### DATA ROWS
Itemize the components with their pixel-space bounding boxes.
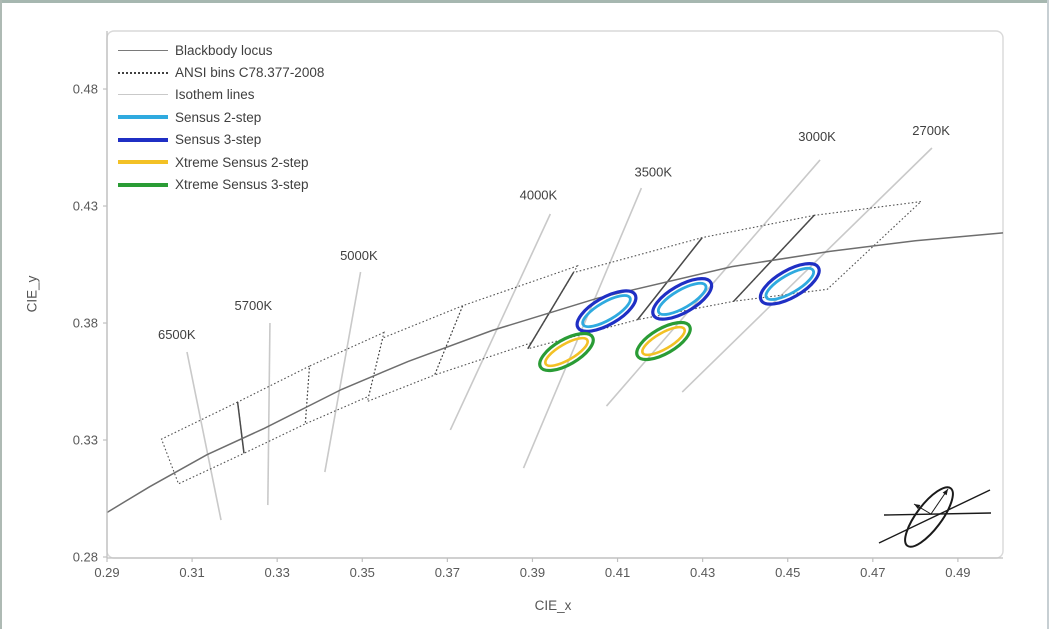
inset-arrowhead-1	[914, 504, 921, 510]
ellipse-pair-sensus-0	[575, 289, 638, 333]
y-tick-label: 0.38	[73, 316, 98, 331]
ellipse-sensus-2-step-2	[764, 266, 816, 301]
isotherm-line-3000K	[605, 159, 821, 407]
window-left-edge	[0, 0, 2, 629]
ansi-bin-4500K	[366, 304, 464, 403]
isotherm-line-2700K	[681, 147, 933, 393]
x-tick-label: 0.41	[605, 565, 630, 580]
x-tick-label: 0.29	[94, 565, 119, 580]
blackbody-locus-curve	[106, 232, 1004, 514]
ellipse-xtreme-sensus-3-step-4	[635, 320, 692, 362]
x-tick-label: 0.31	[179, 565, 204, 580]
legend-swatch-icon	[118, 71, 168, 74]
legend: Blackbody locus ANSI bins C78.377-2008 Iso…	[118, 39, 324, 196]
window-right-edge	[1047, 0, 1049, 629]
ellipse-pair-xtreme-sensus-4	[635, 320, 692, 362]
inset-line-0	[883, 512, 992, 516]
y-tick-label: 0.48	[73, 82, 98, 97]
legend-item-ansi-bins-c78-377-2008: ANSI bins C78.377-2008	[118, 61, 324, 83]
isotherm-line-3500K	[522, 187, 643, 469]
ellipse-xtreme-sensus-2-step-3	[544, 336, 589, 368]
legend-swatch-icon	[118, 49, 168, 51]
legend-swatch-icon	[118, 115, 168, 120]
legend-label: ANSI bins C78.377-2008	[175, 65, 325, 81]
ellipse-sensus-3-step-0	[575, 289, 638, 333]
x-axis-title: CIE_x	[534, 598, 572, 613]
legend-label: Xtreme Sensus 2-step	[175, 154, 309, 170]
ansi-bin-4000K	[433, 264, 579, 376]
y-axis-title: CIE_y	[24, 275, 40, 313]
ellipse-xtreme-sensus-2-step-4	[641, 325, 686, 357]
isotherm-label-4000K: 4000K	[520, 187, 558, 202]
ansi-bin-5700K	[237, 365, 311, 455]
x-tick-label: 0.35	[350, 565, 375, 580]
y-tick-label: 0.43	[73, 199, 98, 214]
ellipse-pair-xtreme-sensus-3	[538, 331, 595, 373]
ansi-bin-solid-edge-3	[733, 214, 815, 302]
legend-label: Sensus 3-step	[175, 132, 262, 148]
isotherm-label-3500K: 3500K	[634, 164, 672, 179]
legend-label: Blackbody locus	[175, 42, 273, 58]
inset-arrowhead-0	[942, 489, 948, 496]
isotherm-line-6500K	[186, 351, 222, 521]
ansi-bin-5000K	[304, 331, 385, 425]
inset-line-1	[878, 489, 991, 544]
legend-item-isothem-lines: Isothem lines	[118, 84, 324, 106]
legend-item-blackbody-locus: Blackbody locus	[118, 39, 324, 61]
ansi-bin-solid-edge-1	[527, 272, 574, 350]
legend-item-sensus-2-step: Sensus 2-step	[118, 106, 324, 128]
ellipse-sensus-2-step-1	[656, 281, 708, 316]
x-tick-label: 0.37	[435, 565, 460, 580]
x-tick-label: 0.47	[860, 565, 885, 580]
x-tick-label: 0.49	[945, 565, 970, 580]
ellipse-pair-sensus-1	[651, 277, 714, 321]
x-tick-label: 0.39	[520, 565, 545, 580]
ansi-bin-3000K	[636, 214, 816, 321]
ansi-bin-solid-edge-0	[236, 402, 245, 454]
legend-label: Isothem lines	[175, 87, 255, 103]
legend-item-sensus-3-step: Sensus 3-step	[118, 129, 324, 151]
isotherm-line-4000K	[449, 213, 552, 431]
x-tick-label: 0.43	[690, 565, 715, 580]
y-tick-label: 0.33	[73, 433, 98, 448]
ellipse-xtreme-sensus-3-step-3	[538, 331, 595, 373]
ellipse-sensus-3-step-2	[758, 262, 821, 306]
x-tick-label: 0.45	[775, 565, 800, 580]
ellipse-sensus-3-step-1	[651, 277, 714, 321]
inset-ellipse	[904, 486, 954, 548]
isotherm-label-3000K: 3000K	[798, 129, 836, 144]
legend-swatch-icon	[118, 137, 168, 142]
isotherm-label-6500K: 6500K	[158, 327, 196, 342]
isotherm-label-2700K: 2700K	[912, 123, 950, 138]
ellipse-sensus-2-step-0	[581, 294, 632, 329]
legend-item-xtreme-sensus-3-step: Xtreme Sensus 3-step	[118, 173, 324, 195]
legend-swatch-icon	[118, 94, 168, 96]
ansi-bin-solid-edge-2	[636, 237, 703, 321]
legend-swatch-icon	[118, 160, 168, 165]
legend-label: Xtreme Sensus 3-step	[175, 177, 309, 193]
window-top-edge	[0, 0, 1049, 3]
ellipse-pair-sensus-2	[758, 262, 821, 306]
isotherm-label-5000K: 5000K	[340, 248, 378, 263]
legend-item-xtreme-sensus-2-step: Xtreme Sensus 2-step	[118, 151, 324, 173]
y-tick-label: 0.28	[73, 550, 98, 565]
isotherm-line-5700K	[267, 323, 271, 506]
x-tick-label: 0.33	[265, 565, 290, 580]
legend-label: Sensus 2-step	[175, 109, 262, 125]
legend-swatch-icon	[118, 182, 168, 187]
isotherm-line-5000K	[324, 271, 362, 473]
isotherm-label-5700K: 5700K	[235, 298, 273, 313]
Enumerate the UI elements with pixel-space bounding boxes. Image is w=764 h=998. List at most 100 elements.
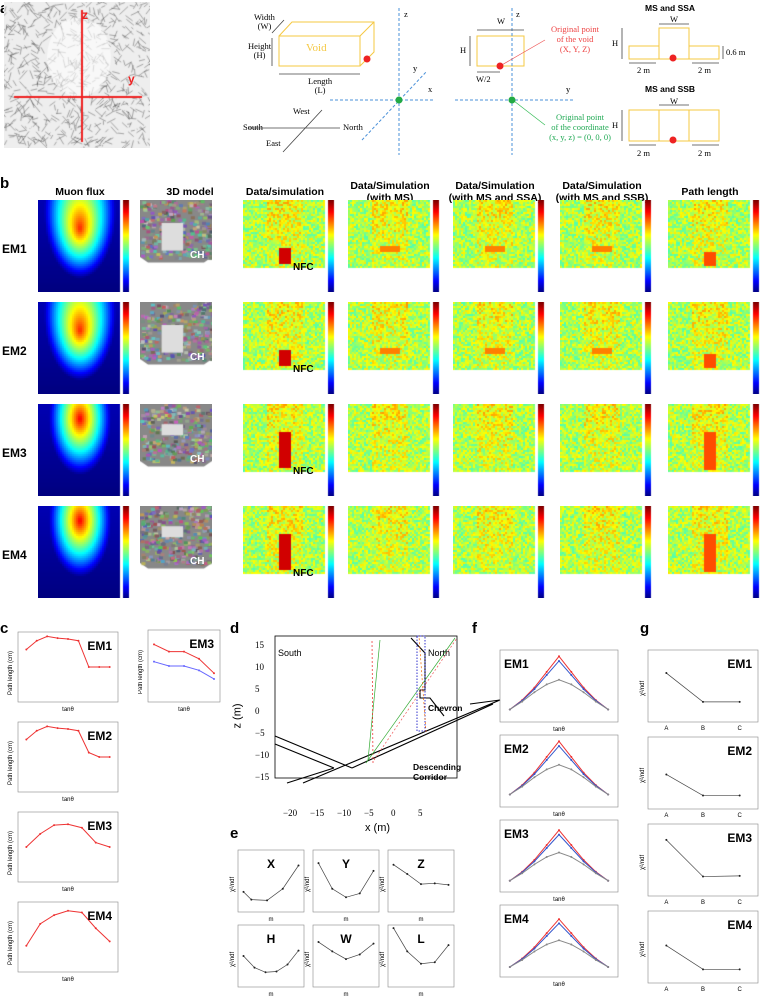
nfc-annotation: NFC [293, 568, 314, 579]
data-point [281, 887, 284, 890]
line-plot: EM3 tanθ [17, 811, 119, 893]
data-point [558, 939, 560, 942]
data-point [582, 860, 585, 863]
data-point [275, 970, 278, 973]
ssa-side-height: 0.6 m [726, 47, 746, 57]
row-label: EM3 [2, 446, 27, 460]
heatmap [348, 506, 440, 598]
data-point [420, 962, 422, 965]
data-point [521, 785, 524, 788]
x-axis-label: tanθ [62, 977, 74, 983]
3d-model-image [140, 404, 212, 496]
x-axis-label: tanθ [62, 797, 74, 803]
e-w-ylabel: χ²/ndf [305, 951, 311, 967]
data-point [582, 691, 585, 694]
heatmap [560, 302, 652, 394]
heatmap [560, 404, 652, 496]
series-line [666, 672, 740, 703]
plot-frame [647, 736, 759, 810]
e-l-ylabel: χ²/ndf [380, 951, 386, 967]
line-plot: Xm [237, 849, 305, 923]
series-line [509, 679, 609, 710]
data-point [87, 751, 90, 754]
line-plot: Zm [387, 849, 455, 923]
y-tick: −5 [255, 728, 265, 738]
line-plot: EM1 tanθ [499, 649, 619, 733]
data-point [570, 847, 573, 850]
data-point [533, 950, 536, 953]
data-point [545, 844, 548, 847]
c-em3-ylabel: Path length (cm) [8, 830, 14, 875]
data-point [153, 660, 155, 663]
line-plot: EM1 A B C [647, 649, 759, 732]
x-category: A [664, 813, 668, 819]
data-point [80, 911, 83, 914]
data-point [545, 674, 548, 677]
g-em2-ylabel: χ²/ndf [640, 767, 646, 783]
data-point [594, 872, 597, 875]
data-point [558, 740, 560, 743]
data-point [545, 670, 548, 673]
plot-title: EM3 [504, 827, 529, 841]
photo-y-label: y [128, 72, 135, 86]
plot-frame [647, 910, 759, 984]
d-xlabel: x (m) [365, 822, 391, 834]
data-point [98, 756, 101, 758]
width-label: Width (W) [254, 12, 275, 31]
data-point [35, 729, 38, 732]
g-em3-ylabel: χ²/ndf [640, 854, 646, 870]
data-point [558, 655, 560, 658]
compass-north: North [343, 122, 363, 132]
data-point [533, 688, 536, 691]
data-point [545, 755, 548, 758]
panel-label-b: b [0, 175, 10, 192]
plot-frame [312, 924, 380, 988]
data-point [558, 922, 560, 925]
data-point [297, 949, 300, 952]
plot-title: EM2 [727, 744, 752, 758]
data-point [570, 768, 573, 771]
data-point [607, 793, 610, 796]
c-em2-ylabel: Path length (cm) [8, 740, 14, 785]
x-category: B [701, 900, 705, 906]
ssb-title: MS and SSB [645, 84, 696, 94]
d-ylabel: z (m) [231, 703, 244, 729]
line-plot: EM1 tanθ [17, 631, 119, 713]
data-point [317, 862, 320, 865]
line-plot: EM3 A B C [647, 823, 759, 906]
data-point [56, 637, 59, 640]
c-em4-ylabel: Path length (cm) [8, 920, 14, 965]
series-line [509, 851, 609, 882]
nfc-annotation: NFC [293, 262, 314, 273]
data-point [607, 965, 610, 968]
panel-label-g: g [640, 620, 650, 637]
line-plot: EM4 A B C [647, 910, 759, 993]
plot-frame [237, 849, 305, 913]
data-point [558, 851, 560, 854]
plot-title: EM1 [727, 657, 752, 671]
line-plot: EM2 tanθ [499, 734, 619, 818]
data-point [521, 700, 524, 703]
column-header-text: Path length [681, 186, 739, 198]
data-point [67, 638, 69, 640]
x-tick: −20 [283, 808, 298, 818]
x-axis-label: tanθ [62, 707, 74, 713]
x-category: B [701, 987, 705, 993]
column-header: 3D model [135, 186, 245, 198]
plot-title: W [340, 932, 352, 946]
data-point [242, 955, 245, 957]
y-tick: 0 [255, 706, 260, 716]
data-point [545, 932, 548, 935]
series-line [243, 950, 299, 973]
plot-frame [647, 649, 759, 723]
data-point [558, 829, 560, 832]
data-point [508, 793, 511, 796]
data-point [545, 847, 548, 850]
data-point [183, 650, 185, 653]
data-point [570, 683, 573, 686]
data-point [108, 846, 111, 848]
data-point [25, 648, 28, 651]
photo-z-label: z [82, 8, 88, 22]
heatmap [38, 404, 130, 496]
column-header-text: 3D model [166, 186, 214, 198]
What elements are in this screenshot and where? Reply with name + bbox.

### WHAT YOU HAVE TO DO
Turn the lines from the one containing "nfc-annotation: NFC [293, 568, 314, 579]" through the one containing "data-point [545, 670, 548, 673]", both included, into a Markdown table with the columns Row and Line. Number each row and leave out any blank lines.

### RESULT OF THIS EXERCISE
| Row | Line |
|---|---|
| 1 | nfc-annotation: NFC [293, 568, 314, 579] |
| 2 | data-point [281, 887, 284, 890] |
| 3 | line-plot: EM3 tanθ [17, 811, 119, 893] |
| 4 | data-point [558, 939, 560, 942] |
| 5 | data-point [582, 860, 585, 863] |
| 6 | data-point [275, 970, 278, 973] |
| 7 | ssa-side-height: 0.6 m [726, 47, 746, 57] |
| 8 | row-label: EM3 [2, 446, 27, 460] |
| 9 | heatmap [348, 506, 440, 598] |
| 10 | data-point [420, 962, 422, 965] |
| 11 | data-point [521, 785, 524, 788] |
| 12 | x-axis-label: tanθ [62, 977, 74, 983] |
| 13 | 3d-model-image [140, 404, 212, 496] |
| 14 | x-axis-label: tanθ [62, 797, 74, 803] |
| 15 | e-w-ylabel: χ²/ndf [305, 951, 311, 967] |
| 16 | data-point [582, 691, 585, 694] |
| 17 | heatmap [560, 302, 652, 394] |
| 18 | heatmap [560, 404, 652, 496] |
| 19 | series-line [666, 672, 740, 703] |
| 20 | plot-frame [647, 736, 759, 810] |
| 21 | e-l-ylabel: χ²/ndf [380, 951, 386, 967] |
| 22 | line-plot: Xm [237, 849, 305, 923] |
| 23 | series-line [509, 679, 609, 710] |
| 24 | data-point [87, 751, 90, 754] |
| 25 | line-plot: Zm [387, 849, 455, 923] |
| 26 | y-tick: −5 [255, 728, 265, 738] |
| 27 | line-plot: EM1 tanθ [499, 649, 619, 733] |
| 28 | data-point [570, 847, 573, 850] |
| 29 | data-point [533, 950, 536, 953] |
| 30 | data-point [545, 844, 548, 847] |
| 31 | c-em3-ylabel: Path length (cm) [8, 830, 14, 875] |
| 32 | data-point [153, 660, 155, 663] |
| 33 | line-plot: EM1 A B C [647, 649, 759, 732] |
| 34 | x-category: A [664, 813, 668, 819] |
| 35 | data-point [80, 911, 83, 914] |
| 36 | data-point [545, 674, 548, 677] |
| 37 | g-em2-ylabel: χ²/ndf [640, 767, 646, 783] |
| 38 | data-point [594, 872, 597, 875] |
| 39 | data-point [558, 740, 560, 743] |
| 40 | data-point [545, 670, 548, 673] |